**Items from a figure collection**
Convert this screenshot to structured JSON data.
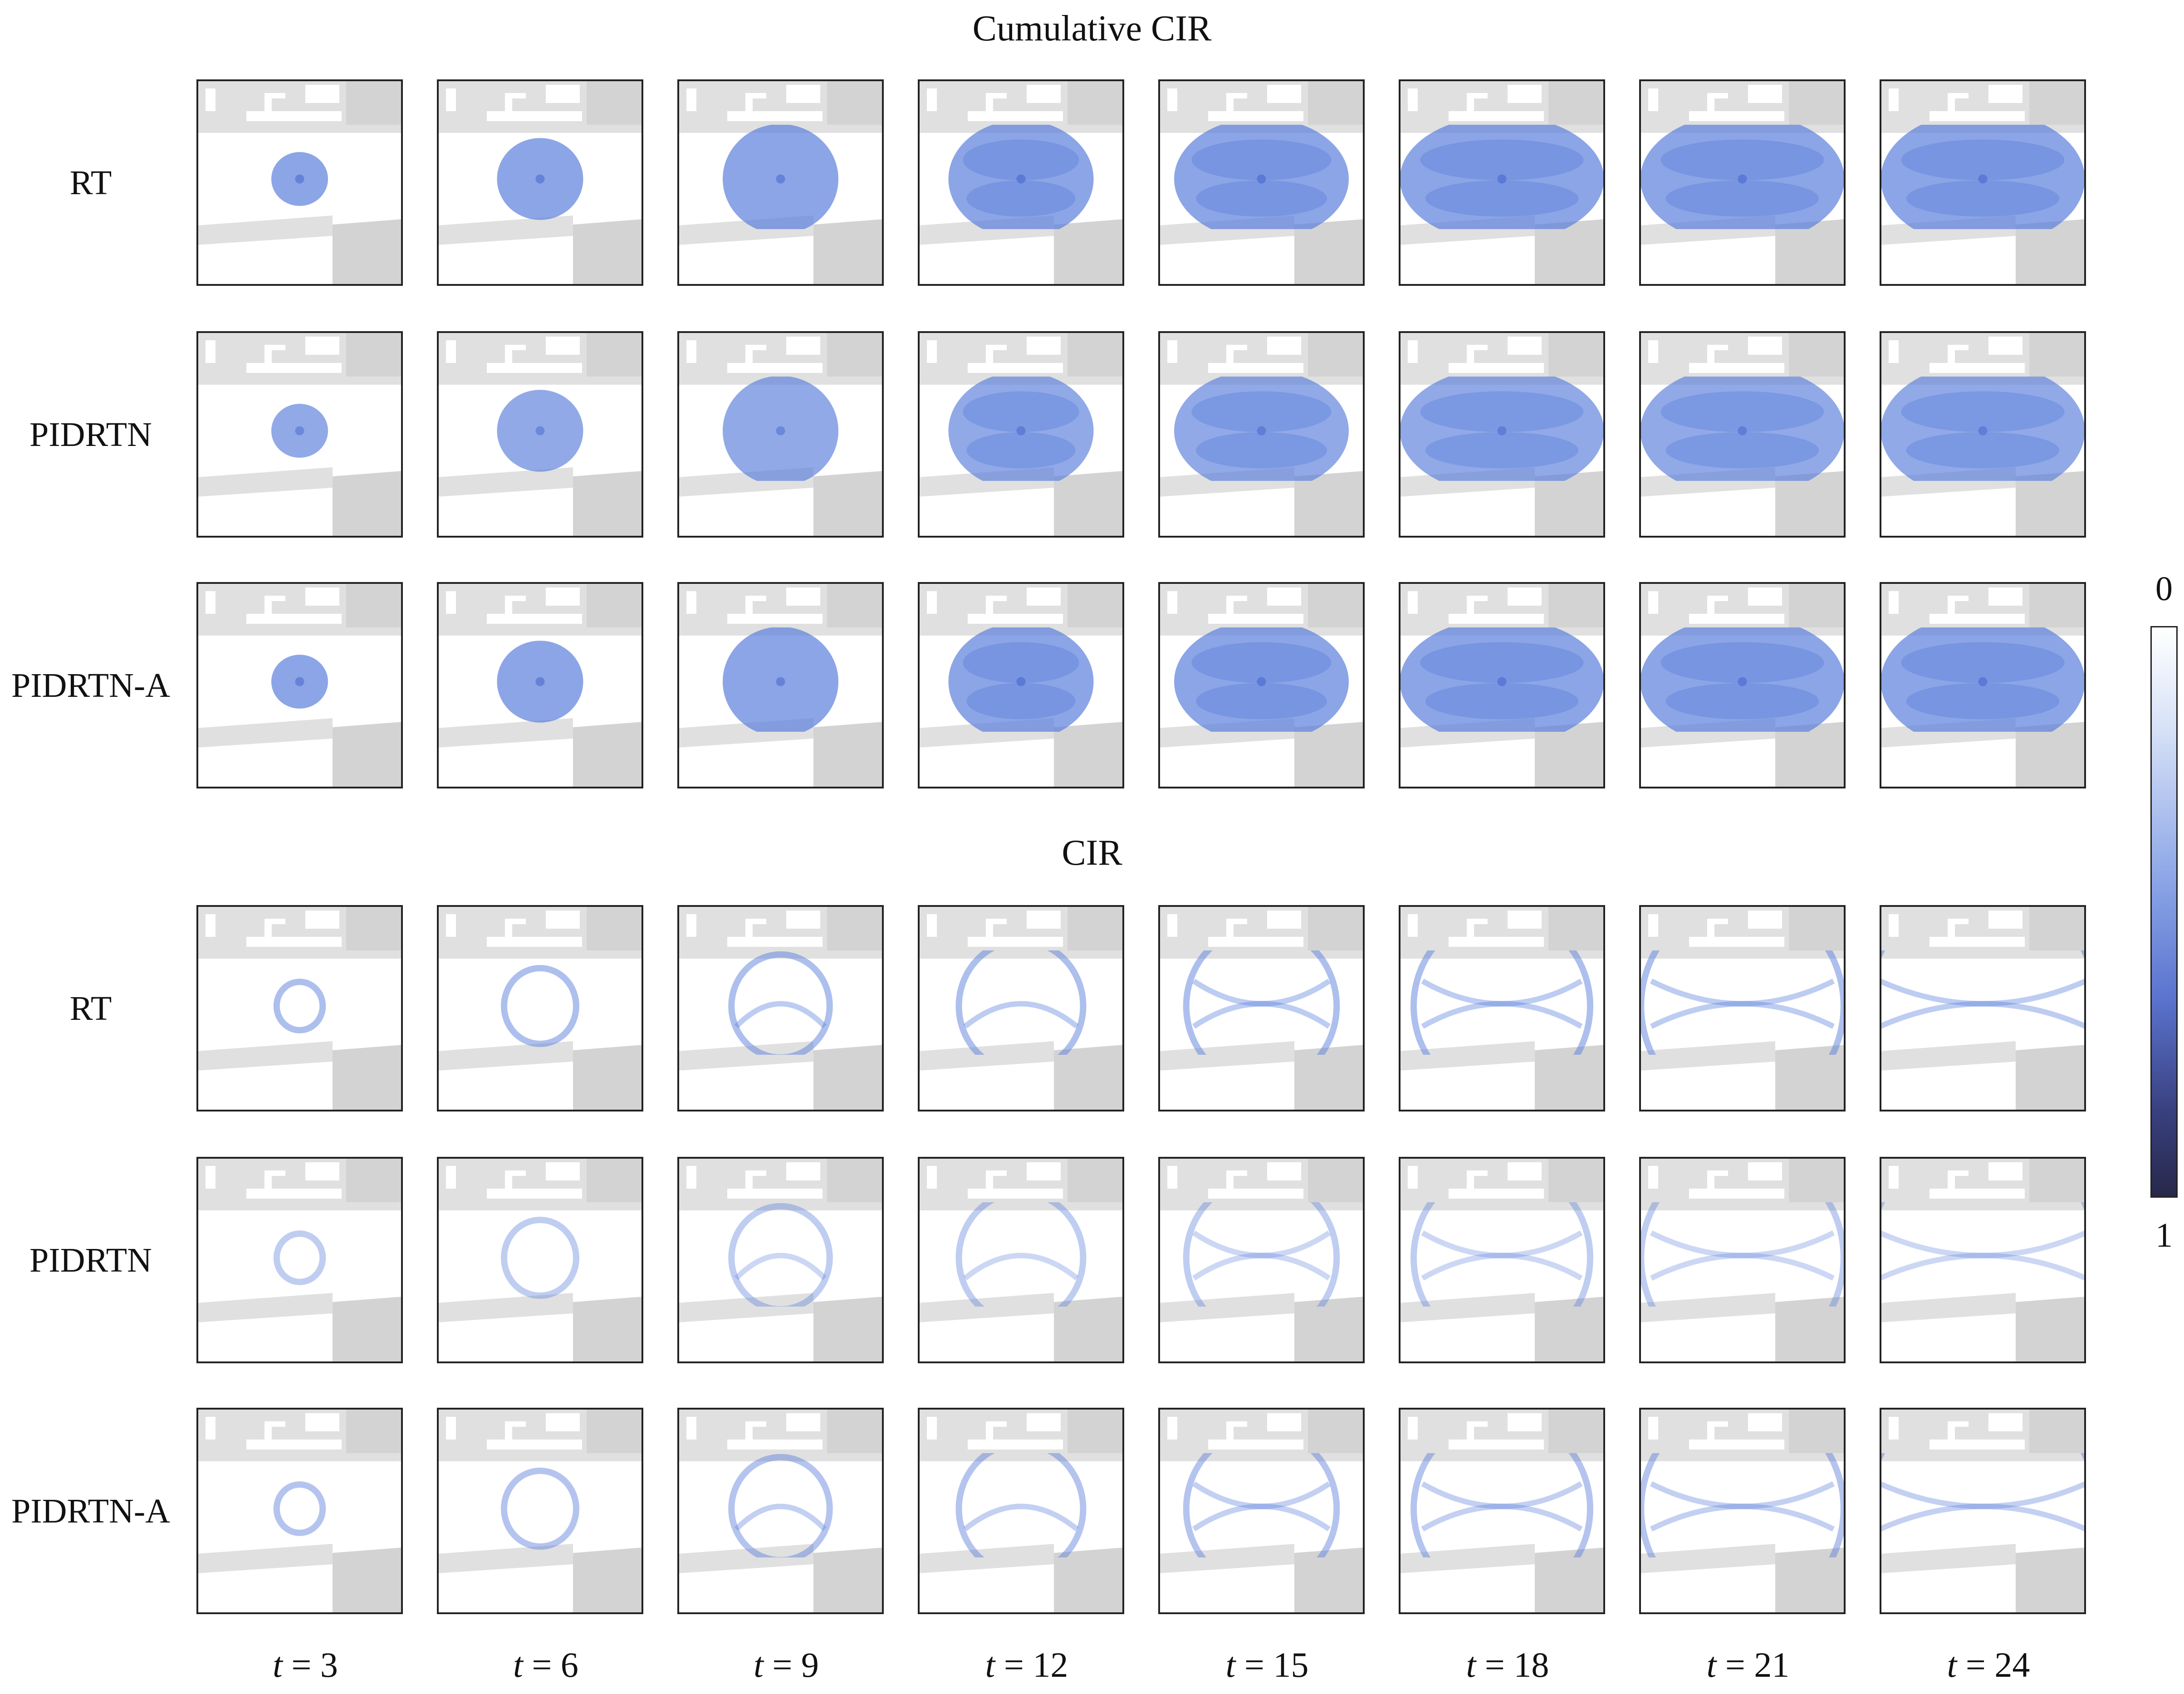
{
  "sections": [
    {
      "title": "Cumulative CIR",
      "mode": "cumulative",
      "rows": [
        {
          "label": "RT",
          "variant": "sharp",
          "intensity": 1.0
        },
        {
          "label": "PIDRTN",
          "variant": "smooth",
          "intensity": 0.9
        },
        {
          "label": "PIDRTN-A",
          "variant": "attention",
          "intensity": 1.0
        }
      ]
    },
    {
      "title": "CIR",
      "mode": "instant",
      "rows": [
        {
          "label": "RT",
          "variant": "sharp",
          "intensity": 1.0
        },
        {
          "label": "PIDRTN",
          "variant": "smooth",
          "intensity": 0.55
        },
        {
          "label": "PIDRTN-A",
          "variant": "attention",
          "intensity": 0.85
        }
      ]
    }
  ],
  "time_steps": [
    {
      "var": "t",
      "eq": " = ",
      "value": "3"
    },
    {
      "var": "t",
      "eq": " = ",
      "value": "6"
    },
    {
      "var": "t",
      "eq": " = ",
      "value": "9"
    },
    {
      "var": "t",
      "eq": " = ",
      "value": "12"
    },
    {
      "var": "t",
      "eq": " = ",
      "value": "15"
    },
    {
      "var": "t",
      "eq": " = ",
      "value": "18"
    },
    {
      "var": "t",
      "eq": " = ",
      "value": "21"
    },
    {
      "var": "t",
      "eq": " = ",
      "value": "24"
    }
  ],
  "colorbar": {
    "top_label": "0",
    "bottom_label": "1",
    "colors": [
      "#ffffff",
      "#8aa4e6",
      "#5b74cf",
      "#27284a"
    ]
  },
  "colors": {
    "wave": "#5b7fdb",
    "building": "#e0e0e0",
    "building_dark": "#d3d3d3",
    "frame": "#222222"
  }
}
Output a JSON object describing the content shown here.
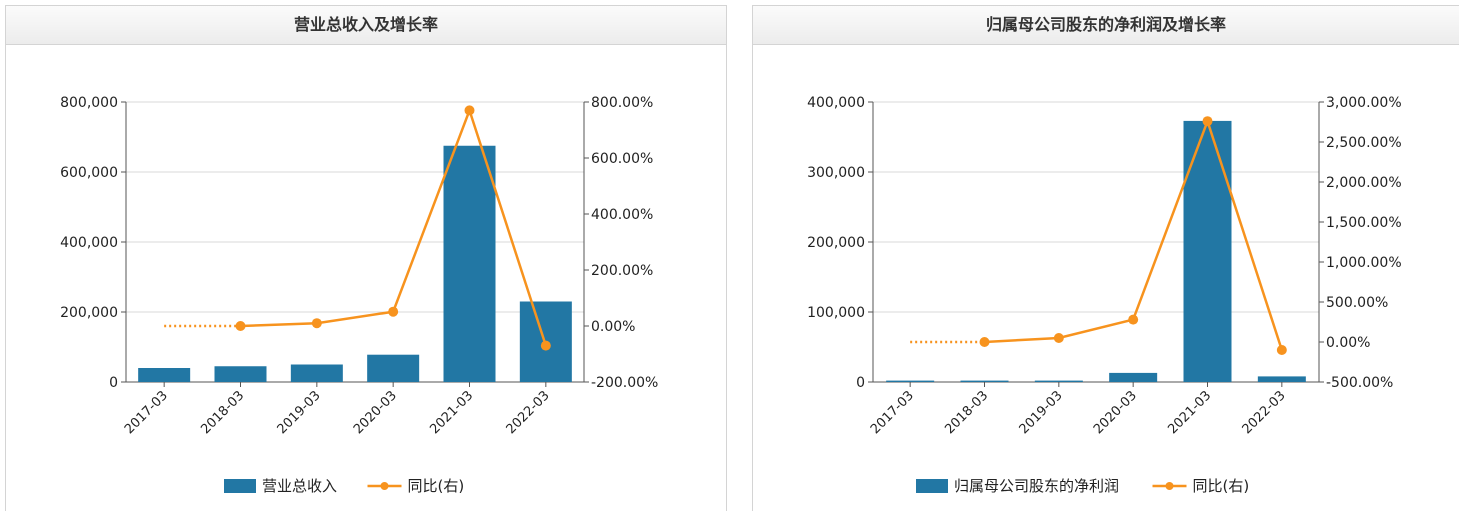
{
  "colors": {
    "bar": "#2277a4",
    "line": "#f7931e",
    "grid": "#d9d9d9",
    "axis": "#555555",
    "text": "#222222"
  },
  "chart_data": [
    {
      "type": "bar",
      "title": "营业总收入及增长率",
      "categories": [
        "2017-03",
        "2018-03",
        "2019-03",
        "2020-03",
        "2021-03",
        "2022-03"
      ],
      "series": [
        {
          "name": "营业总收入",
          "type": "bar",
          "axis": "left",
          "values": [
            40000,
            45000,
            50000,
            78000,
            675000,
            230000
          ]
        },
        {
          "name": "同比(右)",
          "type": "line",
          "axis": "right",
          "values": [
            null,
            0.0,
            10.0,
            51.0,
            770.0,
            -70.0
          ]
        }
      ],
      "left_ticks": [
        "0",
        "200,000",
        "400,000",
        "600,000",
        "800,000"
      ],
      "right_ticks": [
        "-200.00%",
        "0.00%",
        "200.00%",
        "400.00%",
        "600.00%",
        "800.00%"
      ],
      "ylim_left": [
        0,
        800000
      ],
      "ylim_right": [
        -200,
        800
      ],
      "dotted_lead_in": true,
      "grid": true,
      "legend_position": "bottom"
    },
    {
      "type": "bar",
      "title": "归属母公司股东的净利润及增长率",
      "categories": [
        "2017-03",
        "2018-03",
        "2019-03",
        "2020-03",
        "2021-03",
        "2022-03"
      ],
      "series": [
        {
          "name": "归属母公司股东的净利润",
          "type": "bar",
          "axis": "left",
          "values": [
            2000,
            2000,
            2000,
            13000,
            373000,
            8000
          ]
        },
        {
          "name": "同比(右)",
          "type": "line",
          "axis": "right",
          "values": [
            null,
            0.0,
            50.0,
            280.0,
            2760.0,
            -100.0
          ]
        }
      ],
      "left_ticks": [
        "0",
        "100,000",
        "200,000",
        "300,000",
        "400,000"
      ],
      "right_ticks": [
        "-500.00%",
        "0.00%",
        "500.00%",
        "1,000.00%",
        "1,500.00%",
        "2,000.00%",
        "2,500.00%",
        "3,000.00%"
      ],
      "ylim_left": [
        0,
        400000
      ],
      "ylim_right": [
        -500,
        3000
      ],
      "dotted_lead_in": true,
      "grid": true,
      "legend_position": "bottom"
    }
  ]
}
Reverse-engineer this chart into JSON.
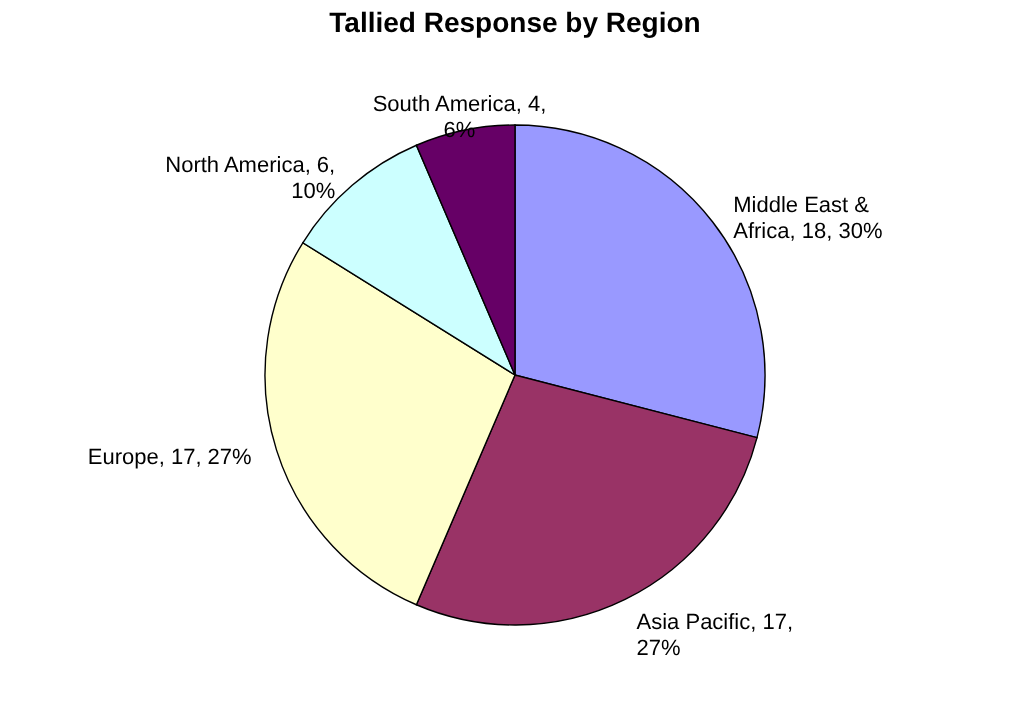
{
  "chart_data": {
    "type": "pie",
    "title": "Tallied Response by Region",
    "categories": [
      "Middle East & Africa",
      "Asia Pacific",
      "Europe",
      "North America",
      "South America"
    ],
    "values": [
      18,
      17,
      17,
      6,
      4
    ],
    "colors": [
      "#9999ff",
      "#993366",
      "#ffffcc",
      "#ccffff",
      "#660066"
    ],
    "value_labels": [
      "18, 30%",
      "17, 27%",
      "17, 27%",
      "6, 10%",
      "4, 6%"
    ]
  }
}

**Task instructions**
Pull out each line containing the word "this" and copy it.

**Exercise output**
Convert this screenshot to structured JSON data.
Reverse-engineer this chart into JSON.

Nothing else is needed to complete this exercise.